• 所給文字:
******

本研究基于油酸和棕櫚酸處理肝細胞造成細胞脂質聚集模型[10]檢測不同藥物處理對肝細胞內脂質的聚集水平,實驗結果顯示脂質處理組的細胞中脂質水平是空白對照組細胞的12.5倍,表明細胞中形成了脂質聚集(圖1).
對脂質聚集的細胞分別用酒精或3種不同濃香型川酒進行處理,含1%酒精處理亞組中,白酒B亞組的脂質水平為0.87,顯著低于白酒C亞組的脂質水平(1.17,p<0.05);脂質處理組 (以下簡稱對照組)的脂質水平要低于純酒精亞組,白酒A亞組和白酒B亞組細胞內脂質也低于純酒精亞組,但差異無統計學意義(圖2). 含0.5%酒精的處理亞組中白酒B亞組的脂質水平(0.72)顯著低于對照組(p<0.05)、純酒精亞組(p<0.05)和白酒A亞組(p<0.05),其他各組的脂質水平差異無統計學意義(圖3). 同種處理的亞組中,除白酒A外,含0.5%酒精的亞組的脂質水平均要低于含1%酒精的亞組(圖4),其中白酒B含0.5%酒精亞組的脂質水平顯著低于含1%酒精亞組的脂質水平(p<0.05).

*表示p<0.05,差異有統計學意義.

*表示p<0.05,差異有統計學意義.

*表示p<0.05,差異有統計學意義.
通過GC-MS分別從3種濃香型白酒中檢測出的風味物質較豐富,有33種醇類(圖5)、27種酯類(圖6)、18種醛類、酮類和酸類(圖7)以及20種其他物質如乙縮醛等(圖8). 3種白酒雖然同是濃香型白酒,但在醇、酯、酸和醛等風味物質的種類和相對濃度上還是有一定的差異.

******

已儲存的資料條目:
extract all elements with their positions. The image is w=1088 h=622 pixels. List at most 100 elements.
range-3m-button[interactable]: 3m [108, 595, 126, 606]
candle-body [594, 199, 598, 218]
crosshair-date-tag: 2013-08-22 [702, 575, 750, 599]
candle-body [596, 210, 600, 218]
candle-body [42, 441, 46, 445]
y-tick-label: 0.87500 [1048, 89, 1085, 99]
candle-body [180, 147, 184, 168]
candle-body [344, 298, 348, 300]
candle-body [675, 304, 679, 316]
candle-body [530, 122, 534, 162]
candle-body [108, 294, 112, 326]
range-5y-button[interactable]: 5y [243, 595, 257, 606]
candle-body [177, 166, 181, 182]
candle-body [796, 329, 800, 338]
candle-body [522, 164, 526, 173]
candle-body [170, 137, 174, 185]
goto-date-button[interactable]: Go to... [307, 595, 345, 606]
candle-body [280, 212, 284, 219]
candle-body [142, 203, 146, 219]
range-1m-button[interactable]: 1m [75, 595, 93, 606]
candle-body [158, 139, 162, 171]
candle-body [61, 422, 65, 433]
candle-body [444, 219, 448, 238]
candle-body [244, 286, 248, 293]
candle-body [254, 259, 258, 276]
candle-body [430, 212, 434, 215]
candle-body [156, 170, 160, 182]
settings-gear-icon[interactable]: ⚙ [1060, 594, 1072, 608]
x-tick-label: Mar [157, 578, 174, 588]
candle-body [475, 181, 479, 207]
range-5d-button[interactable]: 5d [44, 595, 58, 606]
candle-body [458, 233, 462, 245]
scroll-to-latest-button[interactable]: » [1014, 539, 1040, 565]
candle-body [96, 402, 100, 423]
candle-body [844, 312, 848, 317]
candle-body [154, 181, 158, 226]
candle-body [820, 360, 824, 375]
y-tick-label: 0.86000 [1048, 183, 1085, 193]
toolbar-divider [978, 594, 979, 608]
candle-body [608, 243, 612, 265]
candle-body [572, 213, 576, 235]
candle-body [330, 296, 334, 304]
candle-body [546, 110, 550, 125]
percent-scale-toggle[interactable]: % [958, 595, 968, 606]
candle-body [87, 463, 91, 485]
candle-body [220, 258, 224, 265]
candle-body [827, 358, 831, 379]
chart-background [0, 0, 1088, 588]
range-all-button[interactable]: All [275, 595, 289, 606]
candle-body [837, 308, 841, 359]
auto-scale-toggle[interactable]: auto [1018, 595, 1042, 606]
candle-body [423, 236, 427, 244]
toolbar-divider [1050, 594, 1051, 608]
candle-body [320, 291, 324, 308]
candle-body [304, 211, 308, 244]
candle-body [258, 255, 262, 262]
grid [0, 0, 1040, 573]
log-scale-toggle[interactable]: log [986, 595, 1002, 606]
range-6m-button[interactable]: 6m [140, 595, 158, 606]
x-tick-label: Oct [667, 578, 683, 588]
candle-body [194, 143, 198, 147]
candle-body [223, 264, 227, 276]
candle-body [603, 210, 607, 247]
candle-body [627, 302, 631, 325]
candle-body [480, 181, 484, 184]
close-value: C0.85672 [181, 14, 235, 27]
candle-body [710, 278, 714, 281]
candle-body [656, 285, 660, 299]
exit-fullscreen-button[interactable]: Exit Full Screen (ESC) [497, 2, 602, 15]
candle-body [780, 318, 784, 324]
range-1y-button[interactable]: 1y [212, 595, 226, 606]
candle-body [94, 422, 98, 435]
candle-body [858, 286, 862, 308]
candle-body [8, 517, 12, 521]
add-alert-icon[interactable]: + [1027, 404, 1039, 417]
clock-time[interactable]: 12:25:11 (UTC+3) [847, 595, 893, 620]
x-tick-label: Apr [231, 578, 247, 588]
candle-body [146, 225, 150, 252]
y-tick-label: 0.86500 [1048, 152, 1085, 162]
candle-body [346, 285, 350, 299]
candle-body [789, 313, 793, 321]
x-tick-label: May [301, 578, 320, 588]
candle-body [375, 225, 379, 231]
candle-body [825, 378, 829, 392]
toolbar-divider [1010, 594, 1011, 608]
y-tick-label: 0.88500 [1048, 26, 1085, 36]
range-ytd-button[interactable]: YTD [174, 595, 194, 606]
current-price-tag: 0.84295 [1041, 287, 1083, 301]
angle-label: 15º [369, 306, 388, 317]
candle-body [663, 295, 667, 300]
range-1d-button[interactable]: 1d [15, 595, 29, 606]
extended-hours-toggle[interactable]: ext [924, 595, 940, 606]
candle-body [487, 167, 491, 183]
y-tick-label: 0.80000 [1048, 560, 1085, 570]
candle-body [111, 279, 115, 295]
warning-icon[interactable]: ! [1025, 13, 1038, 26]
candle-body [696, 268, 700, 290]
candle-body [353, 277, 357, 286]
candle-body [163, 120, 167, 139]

******

• 待解問題:
請接著寫下去,從關於濃香型白酒與肝細胞脂質聚集的那段文字的最後一句之後續寫。

• 回覆:
圖5 33種醇類風味物質及其相對峰面積

圖6 27種酯類風味物質及其相對峰面積

圖7 18種醛類、酮類和酸類風味物質及其相對峰面積

圖8 20種其他風味物質及其相對峰面積
首先,含0.5%酒精的白酒B亞組中脂質水平顯著低于白酒A亞組(p<0.05),而與白酒C亞組差異無統計學意義,因此對白酒A和B中均含有的揮發性風味物質(相對濃度1%或以上)進行分析比較,結果顯示其相對濃度有一定的差異(表1). 如在醇類物質中,白酒A中檢測到明顯高于白酒B的丙醇(分別為2.57%和0.73%,p<0.001)、正丁醇(分別為3.02%和1.00%,p<0.001)和異戊醇(分別為3.04%和0.99%,p<0.001). 兩種白酒都含有較高的乙酸乙酯、正己酸乙酯和乳酸乙酯,但差異均無統計學意義. 其中正己酸乙酯在兩種白酒中的相對濃度差異不大,而白酒B中的乙酸乙酯(27.52%)要高于白酒A(20.14%),白酒B中乳酸乙酯(8.65%)要低于白酒A(11.16%). 乙酸和己酸在兩種白酒的揮發性風味物質中的比重也較高,但差異無統計學意義. 乙縮醛在白酒B中的相對濃度(3.47%)要高于白酒A(2.38%),但差異無統計學意義.

表1 白酒A與B中主要揮發性風味物質相對濃度(峰面積在1%及以上)的差異
此外,3種白酒均含有其特有的,即其他兩種白酒中未檢測到的揮發性風味物質. 如白酒C含有4.46%的2-辛醇,而在白酒A和B中未檢出;白酒A含有在白酒B和C中未檢出的己酸丙酯(0.07%);異丁酸乙酯只在白酒B中有檢出(0.18%).
還有個別風味物質如4-甲基-1-戊醇只在白酒A與B中有檢出,甲酸己酯只在白酒A與C中有檢出,而仲辛酮只在白酒B和C中有檢出.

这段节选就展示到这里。